Begin SOURCE MATERIAL
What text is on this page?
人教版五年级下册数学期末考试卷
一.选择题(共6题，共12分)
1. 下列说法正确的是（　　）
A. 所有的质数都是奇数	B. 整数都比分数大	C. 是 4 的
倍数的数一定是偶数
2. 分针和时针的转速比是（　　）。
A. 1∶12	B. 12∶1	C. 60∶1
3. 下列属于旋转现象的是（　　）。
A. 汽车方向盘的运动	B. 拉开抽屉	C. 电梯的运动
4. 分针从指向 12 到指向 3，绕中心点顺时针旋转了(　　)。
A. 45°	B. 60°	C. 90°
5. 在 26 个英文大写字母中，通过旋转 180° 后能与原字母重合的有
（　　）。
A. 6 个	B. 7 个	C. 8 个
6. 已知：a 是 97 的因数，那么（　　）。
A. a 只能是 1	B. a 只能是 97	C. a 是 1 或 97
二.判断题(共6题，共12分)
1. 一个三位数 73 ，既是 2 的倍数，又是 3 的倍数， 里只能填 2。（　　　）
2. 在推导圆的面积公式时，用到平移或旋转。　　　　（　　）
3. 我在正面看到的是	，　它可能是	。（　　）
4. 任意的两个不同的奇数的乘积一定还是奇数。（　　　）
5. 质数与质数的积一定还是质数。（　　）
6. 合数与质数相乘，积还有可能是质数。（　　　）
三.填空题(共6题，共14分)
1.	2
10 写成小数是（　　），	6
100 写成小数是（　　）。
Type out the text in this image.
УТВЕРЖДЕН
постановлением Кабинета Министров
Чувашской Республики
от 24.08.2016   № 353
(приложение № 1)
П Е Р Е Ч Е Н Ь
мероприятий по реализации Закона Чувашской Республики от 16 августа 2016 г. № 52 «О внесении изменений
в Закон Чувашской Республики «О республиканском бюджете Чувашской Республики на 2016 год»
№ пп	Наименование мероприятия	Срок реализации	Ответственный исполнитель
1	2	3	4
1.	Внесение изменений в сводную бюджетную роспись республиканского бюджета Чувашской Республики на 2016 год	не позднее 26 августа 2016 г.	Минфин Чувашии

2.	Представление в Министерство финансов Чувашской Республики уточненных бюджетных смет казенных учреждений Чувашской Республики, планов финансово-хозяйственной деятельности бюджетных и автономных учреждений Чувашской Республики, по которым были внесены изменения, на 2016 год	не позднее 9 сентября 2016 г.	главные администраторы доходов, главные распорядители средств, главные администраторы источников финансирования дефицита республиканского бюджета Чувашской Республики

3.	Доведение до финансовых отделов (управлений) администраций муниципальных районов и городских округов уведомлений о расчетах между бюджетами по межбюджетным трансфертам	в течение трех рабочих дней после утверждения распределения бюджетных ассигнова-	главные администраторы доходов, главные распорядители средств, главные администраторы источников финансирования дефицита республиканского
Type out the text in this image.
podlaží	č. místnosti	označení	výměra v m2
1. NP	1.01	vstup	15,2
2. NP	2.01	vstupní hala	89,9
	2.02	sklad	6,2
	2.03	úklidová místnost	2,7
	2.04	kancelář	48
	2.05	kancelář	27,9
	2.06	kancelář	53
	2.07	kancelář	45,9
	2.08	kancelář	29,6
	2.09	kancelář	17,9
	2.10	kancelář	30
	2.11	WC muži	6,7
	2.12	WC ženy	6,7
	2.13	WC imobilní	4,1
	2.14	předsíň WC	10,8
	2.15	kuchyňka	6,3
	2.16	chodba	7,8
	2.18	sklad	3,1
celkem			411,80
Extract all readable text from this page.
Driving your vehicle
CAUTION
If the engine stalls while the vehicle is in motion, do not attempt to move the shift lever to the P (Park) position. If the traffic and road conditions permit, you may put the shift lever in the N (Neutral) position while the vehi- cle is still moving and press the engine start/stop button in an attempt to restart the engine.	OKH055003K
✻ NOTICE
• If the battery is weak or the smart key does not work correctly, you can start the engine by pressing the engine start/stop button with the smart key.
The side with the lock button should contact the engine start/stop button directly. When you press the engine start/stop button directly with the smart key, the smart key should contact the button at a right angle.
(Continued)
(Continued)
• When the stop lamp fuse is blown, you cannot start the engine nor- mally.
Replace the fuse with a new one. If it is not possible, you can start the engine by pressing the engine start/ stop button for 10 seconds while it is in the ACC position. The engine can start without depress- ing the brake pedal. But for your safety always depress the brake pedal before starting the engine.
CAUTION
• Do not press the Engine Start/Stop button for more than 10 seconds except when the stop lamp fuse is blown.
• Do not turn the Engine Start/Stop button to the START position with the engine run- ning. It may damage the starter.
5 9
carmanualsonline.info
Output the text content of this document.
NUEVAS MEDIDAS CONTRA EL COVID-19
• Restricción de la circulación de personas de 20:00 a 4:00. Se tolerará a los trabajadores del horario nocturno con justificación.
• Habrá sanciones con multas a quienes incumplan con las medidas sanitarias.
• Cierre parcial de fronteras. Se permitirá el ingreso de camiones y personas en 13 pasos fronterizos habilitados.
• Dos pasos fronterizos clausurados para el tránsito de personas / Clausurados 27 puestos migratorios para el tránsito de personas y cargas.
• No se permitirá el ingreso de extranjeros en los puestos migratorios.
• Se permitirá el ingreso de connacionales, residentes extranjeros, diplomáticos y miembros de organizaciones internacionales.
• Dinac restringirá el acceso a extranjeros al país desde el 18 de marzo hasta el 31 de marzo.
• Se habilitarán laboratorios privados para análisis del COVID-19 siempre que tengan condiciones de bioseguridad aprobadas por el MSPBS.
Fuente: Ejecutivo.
End SOURCE MATERIAL
> GIVEN INSTRUCTION: In the entries above, locate every line with the word "this" and copy it.

> TASK SOLUTION:
What text is on this page?
Type out the text in this image.
Type out the text in this image.
Extract all readable text from this page.
Output the text content of this document.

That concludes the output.